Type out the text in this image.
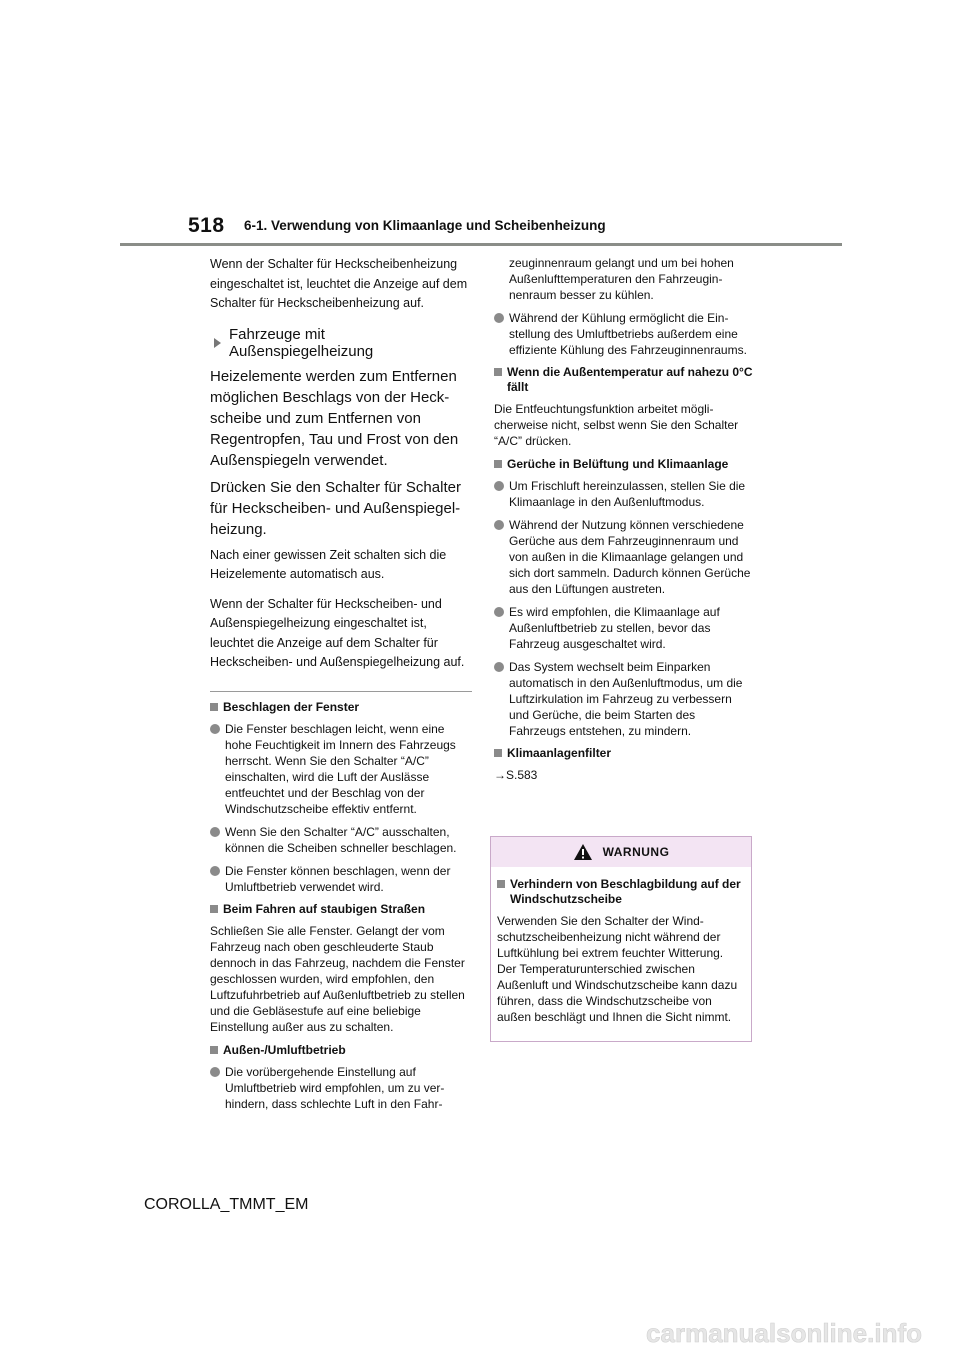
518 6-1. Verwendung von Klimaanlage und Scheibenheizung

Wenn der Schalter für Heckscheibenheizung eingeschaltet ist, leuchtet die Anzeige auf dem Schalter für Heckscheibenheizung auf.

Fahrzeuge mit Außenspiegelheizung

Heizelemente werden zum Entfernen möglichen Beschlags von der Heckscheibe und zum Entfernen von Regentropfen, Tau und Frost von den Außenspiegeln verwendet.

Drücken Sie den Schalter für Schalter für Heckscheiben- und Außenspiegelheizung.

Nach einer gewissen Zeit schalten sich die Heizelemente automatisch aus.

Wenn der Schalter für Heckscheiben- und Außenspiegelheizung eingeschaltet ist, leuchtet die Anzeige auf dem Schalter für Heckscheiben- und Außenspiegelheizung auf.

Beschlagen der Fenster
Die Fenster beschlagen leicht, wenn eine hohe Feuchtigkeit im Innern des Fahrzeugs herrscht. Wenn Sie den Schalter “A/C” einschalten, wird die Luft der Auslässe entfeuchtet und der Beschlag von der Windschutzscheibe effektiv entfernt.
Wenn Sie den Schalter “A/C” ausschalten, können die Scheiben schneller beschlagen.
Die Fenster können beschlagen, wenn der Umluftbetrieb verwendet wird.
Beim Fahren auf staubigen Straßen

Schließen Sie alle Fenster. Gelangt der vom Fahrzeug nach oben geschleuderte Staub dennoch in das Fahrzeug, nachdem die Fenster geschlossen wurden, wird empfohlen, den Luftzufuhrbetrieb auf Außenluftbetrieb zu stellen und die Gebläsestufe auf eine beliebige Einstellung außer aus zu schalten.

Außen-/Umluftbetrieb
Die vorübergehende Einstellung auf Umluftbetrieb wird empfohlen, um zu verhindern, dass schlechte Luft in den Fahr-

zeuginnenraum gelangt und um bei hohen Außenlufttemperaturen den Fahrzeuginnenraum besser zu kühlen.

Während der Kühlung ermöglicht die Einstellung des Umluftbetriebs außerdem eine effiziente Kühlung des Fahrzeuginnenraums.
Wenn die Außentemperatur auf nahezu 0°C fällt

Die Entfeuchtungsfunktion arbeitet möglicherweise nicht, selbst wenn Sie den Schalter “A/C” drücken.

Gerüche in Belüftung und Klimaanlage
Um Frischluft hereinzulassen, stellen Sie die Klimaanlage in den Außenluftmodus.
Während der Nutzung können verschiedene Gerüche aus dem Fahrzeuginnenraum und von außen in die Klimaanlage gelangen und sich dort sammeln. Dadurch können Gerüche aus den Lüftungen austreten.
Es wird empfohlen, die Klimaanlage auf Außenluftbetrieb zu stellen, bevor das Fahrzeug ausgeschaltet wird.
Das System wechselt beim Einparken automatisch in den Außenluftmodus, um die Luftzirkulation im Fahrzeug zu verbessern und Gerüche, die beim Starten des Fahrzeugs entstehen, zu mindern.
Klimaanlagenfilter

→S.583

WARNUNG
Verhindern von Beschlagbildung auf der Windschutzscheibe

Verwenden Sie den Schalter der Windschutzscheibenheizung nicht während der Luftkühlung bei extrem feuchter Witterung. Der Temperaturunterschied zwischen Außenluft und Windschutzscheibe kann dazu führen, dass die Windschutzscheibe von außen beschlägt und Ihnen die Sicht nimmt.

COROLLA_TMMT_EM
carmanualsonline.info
--
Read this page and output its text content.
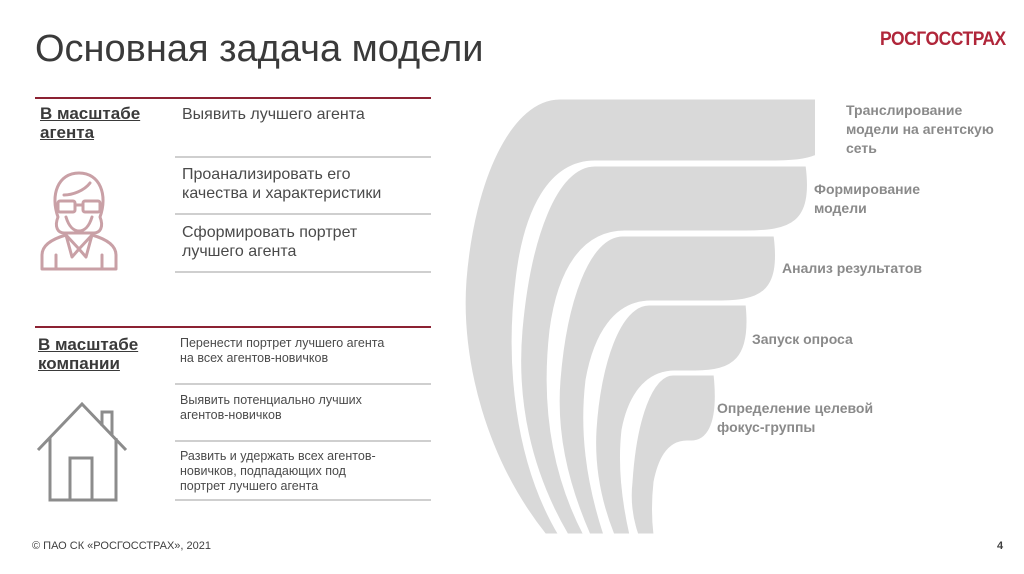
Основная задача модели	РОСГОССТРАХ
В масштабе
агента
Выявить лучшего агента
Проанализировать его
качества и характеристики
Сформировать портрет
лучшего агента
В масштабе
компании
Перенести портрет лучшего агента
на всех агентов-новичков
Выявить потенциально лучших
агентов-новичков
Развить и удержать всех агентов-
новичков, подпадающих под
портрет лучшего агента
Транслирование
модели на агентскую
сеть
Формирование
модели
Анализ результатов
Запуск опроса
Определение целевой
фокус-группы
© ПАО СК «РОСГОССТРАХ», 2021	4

TASK PROMPT: Work through the records line by line and tally those holding "портрет". Reply with the number alone.

EXERCISE OUTPUT: 3